**Exercise task:** In the listing below, find every line containing "Number" and copy it out.

-- START Data rows --

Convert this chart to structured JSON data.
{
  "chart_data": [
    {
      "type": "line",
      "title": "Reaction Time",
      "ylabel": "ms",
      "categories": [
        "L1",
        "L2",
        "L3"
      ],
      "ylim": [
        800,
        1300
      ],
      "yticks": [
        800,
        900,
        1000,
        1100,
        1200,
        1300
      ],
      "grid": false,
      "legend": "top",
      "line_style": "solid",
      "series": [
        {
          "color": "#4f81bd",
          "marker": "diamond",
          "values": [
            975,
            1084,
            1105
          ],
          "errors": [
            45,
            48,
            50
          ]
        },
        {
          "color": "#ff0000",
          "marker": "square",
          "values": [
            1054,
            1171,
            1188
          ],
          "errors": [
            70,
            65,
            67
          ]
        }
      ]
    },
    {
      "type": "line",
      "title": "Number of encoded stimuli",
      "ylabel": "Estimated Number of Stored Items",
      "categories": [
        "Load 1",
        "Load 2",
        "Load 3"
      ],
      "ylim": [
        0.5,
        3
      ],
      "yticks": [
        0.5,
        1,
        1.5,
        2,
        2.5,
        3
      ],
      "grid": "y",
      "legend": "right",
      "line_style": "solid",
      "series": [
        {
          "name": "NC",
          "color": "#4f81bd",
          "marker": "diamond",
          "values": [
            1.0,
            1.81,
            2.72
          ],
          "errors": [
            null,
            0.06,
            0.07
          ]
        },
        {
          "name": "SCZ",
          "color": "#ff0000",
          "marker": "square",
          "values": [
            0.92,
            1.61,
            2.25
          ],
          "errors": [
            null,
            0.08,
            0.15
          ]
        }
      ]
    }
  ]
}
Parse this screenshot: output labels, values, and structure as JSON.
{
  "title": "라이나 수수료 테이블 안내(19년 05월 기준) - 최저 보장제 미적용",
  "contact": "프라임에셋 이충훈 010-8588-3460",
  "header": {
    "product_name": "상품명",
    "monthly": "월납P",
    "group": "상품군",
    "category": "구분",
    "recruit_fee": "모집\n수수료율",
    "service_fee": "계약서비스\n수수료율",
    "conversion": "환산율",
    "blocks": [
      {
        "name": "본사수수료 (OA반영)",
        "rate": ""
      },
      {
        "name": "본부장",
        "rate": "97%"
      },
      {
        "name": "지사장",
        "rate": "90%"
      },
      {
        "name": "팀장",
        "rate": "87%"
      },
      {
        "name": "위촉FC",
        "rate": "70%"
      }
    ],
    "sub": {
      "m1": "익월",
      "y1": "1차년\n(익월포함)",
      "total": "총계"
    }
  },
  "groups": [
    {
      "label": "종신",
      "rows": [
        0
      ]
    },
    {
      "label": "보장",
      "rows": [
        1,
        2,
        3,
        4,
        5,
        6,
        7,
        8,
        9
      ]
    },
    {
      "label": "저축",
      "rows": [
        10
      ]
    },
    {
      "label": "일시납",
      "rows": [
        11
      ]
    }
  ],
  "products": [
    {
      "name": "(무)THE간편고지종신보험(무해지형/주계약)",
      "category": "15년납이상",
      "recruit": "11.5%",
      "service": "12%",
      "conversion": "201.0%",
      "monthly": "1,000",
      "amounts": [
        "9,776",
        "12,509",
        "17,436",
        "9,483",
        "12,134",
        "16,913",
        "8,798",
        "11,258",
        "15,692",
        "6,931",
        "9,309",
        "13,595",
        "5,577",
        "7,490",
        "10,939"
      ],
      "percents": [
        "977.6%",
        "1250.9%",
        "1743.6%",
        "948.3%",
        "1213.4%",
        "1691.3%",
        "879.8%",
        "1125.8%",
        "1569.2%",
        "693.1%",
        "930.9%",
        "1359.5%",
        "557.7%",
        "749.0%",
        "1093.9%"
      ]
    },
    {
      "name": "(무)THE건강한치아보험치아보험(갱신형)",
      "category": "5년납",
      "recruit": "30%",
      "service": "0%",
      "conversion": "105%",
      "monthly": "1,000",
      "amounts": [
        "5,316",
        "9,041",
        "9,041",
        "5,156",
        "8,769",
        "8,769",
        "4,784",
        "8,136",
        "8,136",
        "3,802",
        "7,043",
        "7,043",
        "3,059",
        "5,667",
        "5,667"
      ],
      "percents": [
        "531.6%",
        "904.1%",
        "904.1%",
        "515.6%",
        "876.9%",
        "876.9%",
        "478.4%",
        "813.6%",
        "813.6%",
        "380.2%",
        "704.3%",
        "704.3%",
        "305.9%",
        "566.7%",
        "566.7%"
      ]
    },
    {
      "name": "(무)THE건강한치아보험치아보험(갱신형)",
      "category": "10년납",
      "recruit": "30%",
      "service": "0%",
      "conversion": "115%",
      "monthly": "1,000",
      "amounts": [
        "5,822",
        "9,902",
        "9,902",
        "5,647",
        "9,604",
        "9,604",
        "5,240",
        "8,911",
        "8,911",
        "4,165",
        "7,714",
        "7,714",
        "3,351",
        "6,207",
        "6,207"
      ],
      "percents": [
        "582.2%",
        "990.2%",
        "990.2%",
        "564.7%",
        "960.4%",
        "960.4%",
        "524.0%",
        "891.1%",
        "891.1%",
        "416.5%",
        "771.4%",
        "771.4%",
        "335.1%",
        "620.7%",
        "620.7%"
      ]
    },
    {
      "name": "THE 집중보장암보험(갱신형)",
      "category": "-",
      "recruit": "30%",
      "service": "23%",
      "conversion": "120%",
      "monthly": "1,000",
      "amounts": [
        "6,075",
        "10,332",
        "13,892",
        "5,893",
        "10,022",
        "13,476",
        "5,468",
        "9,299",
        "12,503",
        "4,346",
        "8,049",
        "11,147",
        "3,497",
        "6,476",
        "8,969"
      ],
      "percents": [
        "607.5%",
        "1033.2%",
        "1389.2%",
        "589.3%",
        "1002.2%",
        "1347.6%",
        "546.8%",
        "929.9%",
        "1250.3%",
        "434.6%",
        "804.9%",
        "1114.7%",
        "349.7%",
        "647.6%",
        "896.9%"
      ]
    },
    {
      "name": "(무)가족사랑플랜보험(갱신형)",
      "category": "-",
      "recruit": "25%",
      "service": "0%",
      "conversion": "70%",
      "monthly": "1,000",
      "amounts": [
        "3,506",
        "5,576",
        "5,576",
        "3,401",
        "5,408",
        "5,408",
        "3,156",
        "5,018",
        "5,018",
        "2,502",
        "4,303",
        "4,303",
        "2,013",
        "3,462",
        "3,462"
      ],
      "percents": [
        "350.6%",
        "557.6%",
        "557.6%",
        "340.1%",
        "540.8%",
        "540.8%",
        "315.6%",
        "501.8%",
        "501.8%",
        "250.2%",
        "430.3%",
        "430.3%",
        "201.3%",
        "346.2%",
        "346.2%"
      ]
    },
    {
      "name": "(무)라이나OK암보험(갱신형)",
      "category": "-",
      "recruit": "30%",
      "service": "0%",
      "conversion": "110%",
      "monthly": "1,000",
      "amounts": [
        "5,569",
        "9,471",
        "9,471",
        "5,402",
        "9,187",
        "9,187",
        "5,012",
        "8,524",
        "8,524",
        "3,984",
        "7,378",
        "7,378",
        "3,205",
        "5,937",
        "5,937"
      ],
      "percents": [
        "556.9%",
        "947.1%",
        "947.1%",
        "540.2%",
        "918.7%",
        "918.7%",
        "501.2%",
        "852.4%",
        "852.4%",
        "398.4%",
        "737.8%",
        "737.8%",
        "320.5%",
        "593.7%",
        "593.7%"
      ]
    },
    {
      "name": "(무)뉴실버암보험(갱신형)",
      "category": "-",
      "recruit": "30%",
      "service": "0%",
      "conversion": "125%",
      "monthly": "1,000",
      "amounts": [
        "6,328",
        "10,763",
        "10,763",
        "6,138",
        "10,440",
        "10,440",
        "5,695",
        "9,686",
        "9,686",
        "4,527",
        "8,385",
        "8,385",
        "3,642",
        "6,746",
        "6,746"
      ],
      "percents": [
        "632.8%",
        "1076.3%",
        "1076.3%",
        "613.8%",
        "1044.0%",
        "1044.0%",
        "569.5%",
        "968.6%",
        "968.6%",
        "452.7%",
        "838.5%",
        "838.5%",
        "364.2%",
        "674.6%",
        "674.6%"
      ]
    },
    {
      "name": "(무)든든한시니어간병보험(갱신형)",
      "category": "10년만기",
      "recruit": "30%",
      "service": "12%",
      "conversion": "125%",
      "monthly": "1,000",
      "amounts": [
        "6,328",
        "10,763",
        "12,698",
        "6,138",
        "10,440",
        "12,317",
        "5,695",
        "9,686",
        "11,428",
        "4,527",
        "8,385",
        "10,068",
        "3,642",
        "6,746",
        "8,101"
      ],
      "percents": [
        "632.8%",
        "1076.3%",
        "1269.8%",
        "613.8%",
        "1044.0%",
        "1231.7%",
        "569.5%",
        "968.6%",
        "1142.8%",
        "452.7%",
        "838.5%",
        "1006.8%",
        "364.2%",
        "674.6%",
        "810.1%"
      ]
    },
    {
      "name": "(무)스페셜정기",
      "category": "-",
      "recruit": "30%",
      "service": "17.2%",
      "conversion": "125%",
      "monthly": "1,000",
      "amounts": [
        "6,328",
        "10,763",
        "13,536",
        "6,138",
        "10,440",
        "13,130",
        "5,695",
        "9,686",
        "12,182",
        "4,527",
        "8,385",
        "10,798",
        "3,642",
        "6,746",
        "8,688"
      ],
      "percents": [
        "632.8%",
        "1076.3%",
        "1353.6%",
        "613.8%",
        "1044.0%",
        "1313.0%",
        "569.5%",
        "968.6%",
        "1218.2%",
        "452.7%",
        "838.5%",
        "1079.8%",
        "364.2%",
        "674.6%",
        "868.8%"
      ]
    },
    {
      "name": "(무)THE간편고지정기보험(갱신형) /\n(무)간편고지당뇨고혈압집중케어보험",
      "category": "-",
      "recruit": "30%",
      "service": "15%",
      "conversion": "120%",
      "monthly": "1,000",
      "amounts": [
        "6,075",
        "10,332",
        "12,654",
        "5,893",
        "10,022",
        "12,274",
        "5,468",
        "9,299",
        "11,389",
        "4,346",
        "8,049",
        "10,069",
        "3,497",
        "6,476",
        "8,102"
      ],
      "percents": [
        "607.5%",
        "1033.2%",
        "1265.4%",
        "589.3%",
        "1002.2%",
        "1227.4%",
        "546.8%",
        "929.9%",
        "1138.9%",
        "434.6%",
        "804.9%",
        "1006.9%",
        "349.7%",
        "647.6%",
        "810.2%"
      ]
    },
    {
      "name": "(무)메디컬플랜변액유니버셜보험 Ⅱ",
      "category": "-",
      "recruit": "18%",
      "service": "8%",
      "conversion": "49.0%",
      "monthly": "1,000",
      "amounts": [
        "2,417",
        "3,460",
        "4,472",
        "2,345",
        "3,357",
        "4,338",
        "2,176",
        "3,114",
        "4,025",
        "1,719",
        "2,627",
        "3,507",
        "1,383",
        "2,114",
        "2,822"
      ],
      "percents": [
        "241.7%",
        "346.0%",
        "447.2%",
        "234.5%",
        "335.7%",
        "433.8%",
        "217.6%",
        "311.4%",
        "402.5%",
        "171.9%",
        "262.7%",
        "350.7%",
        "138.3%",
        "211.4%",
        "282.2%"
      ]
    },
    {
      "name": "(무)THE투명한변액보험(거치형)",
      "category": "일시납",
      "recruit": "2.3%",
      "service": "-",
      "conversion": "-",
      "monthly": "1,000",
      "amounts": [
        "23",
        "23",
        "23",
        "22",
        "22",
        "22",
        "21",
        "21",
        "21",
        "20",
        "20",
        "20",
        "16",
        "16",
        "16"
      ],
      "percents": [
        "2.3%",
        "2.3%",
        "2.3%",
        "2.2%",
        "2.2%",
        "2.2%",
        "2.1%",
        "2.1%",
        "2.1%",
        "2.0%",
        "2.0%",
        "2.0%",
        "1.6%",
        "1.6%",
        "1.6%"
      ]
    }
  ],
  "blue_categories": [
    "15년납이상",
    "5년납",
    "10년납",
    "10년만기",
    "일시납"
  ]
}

-- END Data rows --

**Problem solution:**
      "title": "Number of encoded stimuli",
      "ylabel": "Estimated Number of Stored Items",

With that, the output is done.